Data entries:
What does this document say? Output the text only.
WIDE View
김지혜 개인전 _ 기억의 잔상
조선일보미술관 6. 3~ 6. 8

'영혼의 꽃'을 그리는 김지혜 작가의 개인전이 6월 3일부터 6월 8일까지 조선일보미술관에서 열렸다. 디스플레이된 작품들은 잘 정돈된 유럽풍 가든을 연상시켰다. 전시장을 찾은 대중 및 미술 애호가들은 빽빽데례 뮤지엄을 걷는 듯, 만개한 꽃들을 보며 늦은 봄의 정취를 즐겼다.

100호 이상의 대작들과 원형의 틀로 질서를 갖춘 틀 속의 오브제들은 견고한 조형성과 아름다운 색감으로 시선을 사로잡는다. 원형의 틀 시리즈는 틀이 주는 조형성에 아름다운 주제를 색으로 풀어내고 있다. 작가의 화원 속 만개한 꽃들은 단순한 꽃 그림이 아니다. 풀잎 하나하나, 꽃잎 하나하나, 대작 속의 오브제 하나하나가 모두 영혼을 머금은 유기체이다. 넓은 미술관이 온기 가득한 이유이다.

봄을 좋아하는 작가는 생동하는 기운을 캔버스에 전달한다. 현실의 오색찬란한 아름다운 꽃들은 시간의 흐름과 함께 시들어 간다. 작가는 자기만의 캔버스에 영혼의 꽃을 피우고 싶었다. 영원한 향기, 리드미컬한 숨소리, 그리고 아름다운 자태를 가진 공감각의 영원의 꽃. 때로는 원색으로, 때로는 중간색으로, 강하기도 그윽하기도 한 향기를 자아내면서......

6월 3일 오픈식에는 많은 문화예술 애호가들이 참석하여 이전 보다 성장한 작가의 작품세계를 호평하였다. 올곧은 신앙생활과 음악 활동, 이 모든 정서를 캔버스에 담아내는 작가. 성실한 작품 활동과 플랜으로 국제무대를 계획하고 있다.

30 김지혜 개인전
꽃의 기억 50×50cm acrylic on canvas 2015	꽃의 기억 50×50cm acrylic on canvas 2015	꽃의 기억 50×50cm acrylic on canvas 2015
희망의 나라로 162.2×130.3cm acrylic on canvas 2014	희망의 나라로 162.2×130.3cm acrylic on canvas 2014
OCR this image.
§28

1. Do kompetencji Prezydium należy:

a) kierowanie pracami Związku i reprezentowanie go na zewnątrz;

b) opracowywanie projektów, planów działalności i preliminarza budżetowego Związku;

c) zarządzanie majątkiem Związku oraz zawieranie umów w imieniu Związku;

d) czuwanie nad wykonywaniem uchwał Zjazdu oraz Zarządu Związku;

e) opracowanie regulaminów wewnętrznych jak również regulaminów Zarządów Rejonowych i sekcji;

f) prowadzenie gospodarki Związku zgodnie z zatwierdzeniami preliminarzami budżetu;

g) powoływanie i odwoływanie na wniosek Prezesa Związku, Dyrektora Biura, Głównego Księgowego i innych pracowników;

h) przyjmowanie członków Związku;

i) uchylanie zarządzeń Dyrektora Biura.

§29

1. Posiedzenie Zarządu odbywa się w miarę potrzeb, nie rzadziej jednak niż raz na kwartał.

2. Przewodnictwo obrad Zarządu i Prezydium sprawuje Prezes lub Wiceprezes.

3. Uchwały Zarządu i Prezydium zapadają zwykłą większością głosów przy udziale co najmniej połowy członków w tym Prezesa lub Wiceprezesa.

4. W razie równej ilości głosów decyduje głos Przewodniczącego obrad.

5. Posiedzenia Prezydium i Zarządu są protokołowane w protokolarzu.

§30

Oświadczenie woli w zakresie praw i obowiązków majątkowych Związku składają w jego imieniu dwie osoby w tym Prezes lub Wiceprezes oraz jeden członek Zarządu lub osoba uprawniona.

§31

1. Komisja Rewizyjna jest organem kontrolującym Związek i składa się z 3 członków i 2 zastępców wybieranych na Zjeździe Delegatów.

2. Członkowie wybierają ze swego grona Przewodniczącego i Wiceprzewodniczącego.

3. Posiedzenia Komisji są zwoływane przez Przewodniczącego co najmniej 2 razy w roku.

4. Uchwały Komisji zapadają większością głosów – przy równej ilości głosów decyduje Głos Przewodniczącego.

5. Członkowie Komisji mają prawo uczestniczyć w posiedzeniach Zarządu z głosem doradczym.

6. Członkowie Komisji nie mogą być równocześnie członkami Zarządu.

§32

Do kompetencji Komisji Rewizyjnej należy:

● Directions
Which lines above hold the word "아름다운"? Copy each of them.

● Task solution
100호 이상의 대작들과 원형의 틀로 질서를 갖춘 틀 속의 오브제들은 견고한 조형성과 아름다운 색감으로 시선을 사로잡는다. 원형의 틀 시리즈는 틀이 주는 조형성에 아름다운 주제를 색으로 풀어내고 있다. 작가의 화원 속 만개한 꽃들은 단순한 꽃 그림이 아니다. 풀잎 하나하나, 꽃잎 하나하나, 대작 속의 오브제 하나하나가 모두 영혼을 머금은 유기체이다. 넓은 미술관이 온기 가득한 이유이다.
봄을 좋아하는 작가는 생동하는 기운을 캔버스에 전달한다. 현실의 오색찬란한 아름다운 꽃들은 시간의 흐름과 함께 시들어 간다. 작가는 자기만의 캔버스에 영혼의 꽃을 피우고 싶었다. 영원한 향기, 리드미컬한 숨소리, 그리고 아름다운 자태를 가진 공감각의 영원의 꽃. 때로는 원색으로, 때로는 중간색으로, 강하기도 그윽하기도 한 향기를 자아내면서......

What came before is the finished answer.